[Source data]
'''
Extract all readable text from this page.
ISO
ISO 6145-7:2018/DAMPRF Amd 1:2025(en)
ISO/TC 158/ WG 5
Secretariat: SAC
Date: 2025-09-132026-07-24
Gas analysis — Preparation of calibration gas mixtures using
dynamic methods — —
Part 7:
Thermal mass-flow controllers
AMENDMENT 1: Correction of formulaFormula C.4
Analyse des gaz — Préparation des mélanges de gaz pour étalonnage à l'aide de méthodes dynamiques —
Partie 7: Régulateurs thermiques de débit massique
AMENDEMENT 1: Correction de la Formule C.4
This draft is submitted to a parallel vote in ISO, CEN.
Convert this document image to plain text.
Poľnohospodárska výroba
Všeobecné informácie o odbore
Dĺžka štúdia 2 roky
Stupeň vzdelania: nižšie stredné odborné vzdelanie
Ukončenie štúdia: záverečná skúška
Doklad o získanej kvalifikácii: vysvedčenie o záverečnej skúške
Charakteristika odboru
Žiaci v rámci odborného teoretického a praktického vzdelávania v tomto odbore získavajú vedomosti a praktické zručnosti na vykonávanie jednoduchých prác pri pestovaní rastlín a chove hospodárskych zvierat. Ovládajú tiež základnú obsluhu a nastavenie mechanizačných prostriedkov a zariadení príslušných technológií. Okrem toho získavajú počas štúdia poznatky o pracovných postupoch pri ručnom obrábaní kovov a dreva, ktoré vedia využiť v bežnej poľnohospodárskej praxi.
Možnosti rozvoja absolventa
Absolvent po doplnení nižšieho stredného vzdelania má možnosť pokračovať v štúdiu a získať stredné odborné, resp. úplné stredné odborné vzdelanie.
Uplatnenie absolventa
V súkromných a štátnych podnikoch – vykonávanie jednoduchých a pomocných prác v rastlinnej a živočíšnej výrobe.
'''
Work required:
Extract, exactly, the lines above that begin at the line containing "Convert this document image to plain text." and end at the final line of the records; add no other text.

Output for this exercise:
Convert this document image to plain text.
Poľnohospodárska výroba
Všeobecné informácie o odbore
Dĺžka štúdia 2 roky
Stupeň vzdelania: nižšie stredné odborné vzdelanie
Ukončenie štúdia: záverečná skúška
Doklad o získanej kvalifikácii: vysvedčenie o záverečnej skúške
Charakteristika odboru
Žiaci v rámci odborného teoretického a praktického vzdelávania v tomto odbore získavajú vedomosti a praktické zručnosti na vykonávanie jednoduchých prác pri pestovaní rastlín a chove hospodárskych zvierat. Ovládajú tiež základnú obsluhu a nastavenie mechanizačných prostriedkov a zariadení príslušných technológií. Okrem toho získavajú počas štúdia poznatky o pracovných postupoch pri ručnom obrábaní kovov a dreva, ktoré vedia využiť v bežnej poľnohospodárskej praxi.
Možnosti rozvoja absolventa
Absolvent po doplnení nižšieho stredného vzdelania má možnosť pokračovať v štúdiu a získať stredné odborné, resp. úplné stredné odborné vzdelanie.
Uplatnenie absolventa
V súkromných a štátnych podnikoch – vykonávanie jednoduchých a pomocných prác v rastlinnej a živočíšnej výrobe.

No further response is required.